Records for the exercise »
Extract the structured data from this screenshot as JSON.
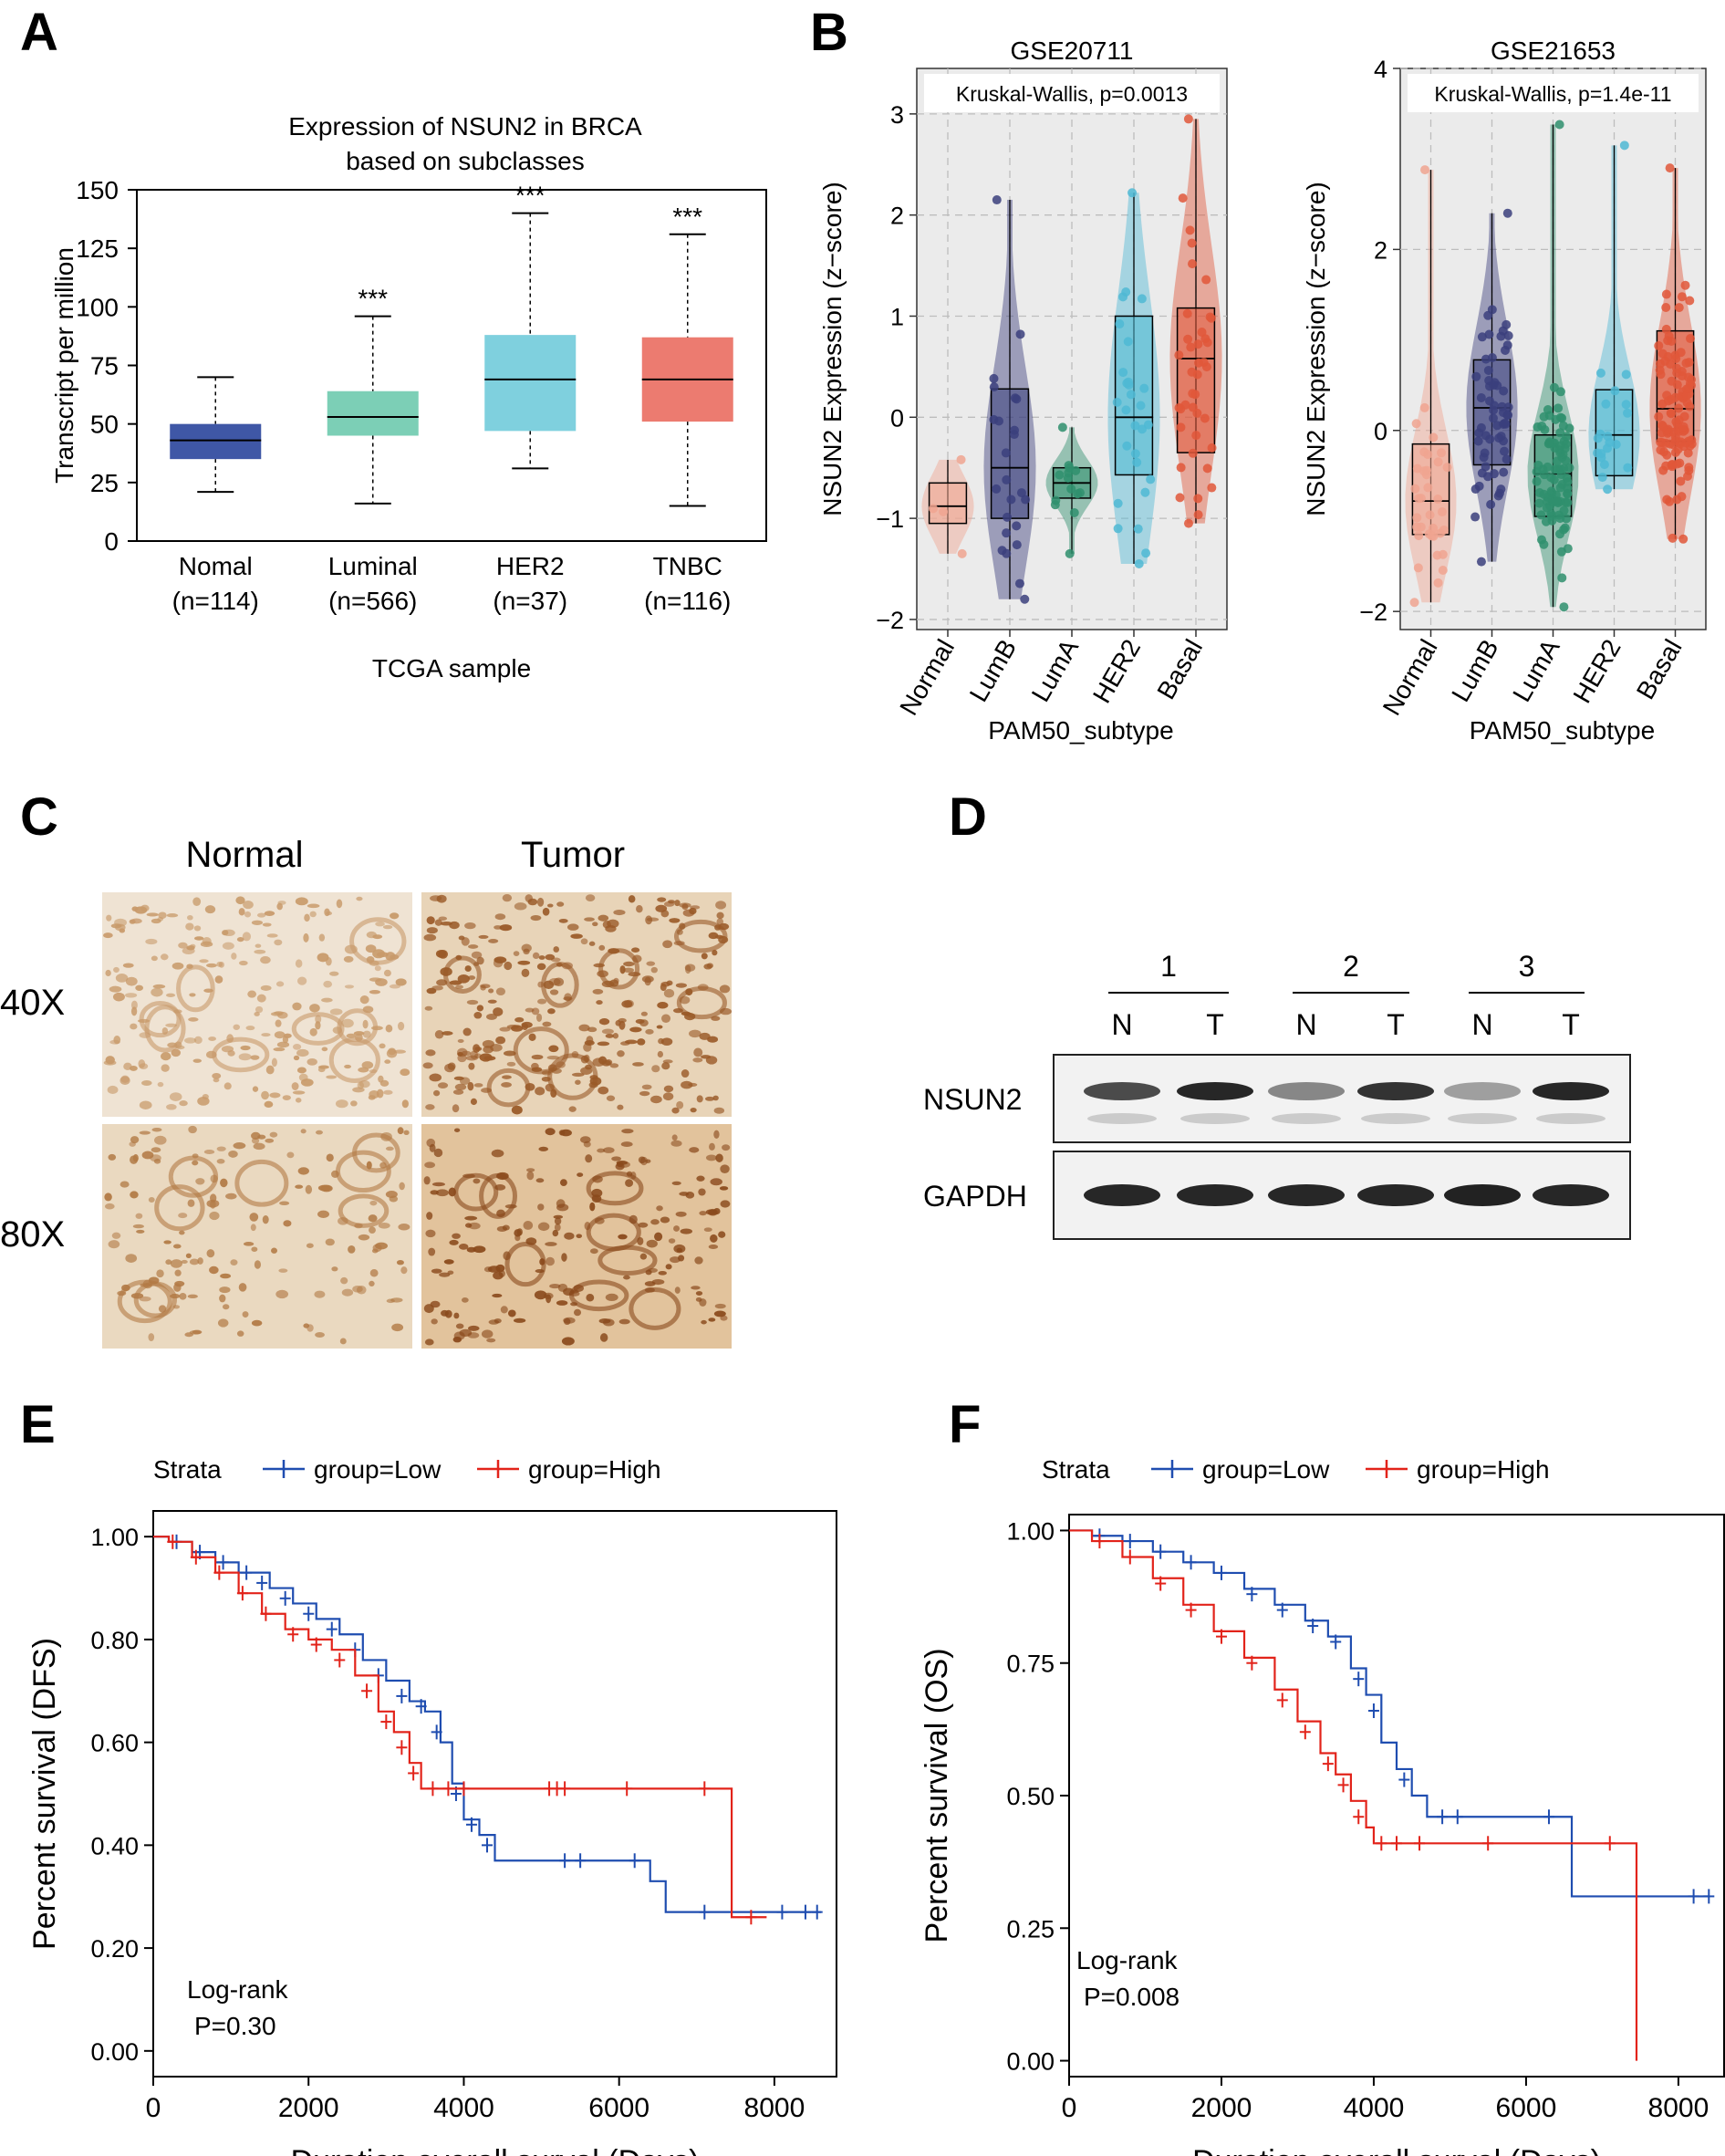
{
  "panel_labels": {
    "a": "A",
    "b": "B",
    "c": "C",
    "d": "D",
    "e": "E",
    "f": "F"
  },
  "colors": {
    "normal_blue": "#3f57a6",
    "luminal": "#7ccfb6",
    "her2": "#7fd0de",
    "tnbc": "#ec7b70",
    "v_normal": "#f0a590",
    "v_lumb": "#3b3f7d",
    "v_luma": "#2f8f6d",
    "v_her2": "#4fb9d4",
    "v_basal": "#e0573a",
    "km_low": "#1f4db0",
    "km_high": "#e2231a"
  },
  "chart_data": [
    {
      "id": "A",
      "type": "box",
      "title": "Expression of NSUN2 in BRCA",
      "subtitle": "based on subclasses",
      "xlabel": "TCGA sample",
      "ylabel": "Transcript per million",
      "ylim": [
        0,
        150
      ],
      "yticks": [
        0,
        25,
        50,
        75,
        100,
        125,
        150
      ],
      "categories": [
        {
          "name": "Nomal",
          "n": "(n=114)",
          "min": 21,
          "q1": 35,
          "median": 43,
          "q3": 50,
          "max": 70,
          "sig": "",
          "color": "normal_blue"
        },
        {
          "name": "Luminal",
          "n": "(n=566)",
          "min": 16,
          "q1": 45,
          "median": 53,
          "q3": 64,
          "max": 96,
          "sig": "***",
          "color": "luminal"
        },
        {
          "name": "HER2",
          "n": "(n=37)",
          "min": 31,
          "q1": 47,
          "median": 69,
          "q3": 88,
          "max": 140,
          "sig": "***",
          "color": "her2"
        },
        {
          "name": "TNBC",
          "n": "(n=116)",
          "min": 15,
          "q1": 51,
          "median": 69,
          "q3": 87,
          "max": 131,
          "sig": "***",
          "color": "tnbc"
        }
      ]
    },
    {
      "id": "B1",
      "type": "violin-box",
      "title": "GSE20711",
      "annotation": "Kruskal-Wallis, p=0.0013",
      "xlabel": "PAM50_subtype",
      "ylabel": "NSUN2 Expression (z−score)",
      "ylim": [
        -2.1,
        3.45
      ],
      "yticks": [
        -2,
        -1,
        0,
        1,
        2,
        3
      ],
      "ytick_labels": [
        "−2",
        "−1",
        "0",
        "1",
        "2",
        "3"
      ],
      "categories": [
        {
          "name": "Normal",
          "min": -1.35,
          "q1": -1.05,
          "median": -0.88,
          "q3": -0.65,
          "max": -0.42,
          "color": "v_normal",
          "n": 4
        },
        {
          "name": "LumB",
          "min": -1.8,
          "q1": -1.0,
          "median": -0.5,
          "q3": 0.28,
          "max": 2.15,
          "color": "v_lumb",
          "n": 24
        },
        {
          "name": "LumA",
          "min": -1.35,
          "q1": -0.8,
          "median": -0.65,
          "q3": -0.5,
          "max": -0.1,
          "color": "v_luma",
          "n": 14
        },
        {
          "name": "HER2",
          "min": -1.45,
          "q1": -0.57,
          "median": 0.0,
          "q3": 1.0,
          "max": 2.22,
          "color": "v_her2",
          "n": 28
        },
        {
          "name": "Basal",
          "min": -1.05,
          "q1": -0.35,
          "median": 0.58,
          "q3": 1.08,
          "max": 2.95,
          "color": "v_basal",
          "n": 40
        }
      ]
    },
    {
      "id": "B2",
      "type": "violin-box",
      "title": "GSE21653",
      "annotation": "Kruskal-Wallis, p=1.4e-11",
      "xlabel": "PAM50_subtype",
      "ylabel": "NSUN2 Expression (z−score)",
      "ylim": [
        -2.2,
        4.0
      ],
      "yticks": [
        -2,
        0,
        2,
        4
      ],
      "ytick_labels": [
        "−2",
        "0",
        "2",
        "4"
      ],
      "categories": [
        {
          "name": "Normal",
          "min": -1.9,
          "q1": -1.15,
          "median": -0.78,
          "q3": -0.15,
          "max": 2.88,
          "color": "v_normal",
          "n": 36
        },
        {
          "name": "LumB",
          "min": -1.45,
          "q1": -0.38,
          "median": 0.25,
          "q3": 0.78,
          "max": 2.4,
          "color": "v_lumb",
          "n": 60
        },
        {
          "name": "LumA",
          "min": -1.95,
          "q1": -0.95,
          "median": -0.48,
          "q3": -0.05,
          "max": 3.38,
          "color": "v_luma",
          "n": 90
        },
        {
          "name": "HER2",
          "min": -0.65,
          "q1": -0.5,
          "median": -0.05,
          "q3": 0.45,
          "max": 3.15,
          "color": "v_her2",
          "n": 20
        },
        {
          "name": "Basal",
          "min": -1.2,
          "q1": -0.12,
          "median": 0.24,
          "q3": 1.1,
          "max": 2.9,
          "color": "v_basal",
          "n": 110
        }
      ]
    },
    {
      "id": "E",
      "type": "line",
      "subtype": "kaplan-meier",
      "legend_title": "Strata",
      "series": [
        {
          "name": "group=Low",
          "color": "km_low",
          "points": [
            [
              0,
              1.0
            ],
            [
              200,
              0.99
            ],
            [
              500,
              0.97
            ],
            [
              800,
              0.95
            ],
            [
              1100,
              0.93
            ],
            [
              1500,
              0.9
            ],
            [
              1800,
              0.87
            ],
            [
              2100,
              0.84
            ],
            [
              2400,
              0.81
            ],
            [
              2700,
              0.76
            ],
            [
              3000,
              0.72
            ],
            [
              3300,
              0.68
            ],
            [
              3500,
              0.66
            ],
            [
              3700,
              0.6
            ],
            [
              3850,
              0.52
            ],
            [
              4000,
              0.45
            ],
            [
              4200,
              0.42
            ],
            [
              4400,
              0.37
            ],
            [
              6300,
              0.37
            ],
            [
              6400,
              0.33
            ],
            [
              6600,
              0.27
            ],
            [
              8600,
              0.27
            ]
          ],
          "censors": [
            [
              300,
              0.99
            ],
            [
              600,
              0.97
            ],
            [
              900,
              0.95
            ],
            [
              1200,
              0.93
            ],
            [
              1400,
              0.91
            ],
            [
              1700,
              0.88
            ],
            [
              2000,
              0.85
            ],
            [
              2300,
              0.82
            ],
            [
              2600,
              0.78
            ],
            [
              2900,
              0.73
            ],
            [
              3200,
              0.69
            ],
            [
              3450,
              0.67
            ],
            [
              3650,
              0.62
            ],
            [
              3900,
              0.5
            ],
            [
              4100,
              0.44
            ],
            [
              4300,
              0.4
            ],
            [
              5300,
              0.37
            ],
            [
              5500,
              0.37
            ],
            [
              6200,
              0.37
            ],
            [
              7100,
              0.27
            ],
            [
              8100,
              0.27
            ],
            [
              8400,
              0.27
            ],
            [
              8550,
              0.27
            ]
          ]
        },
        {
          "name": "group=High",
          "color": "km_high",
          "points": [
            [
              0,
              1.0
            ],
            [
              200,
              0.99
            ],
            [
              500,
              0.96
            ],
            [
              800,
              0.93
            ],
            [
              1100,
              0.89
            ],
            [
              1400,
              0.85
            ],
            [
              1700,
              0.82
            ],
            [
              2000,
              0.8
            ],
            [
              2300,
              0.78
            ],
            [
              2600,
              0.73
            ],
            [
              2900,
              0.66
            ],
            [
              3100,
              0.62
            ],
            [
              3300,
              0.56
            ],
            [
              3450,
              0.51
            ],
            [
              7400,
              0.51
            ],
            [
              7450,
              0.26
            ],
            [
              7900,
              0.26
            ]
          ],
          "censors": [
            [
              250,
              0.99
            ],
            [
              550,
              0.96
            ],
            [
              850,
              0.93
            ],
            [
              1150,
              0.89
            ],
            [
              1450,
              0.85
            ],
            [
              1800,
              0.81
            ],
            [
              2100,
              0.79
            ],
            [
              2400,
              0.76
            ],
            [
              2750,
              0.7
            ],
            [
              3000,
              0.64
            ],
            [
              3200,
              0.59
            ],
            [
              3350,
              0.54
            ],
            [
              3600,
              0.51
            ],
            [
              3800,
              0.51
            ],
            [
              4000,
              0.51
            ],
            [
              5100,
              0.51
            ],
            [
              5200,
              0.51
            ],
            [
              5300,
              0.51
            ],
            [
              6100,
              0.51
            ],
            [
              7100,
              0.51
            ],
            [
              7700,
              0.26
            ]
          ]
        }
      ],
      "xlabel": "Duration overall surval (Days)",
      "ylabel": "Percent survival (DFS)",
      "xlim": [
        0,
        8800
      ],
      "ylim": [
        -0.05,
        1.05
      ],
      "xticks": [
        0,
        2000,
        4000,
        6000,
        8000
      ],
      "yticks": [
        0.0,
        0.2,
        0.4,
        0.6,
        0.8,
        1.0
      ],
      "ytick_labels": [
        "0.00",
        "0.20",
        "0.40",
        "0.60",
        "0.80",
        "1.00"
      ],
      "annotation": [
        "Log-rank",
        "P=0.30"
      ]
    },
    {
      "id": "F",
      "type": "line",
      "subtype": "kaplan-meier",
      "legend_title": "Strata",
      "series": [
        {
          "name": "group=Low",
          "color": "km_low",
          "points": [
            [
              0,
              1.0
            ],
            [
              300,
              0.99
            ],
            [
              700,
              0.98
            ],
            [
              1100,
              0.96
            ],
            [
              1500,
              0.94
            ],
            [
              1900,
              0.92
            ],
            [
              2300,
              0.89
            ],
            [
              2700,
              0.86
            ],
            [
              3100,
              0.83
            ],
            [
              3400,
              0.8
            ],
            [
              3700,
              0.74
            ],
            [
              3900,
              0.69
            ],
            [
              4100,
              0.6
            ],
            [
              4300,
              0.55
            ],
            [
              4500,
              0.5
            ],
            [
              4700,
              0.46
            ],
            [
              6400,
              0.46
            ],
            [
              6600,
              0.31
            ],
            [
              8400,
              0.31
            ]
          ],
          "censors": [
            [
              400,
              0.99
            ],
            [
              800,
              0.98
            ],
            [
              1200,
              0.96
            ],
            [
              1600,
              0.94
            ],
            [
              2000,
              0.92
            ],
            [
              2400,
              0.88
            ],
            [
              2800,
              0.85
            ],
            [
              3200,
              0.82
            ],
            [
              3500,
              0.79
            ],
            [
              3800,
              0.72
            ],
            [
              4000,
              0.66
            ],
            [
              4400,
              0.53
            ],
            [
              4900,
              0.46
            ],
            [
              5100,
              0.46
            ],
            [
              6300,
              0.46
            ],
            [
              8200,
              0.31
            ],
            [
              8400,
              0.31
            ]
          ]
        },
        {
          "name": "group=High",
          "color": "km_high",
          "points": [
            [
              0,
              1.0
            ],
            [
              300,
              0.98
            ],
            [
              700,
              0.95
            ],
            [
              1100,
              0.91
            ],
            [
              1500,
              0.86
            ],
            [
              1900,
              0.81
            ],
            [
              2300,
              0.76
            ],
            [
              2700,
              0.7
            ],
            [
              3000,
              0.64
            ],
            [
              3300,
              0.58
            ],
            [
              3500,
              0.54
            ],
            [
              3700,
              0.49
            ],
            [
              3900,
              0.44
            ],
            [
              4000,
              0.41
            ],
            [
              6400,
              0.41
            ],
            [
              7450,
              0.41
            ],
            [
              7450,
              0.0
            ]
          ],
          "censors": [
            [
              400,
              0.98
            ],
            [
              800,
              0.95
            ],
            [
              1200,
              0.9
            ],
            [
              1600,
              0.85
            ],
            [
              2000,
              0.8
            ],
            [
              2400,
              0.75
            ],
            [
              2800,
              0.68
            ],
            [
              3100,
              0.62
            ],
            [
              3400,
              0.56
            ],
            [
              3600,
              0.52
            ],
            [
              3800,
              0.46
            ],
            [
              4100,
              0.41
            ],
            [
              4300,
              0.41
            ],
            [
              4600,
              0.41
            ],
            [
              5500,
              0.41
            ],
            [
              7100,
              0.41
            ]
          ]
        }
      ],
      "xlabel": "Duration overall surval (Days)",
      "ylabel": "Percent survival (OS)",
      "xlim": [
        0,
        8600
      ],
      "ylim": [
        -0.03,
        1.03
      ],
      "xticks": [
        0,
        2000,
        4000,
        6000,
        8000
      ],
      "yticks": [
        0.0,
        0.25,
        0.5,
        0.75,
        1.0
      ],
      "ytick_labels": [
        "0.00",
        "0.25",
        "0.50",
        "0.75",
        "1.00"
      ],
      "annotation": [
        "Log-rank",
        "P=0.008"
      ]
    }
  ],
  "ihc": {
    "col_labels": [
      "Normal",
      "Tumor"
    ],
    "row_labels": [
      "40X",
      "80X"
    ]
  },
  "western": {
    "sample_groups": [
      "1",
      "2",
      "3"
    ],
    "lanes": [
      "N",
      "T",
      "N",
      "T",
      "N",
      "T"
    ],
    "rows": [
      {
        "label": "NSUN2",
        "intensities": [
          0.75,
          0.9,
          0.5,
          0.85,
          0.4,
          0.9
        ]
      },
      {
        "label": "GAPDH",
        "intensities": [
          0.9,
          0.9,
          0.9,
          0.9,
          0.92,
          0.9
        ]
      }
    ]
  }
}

What the task requires » From the material above, report how many lines contain the word "Wallis", giving only the number.

Task answer » 2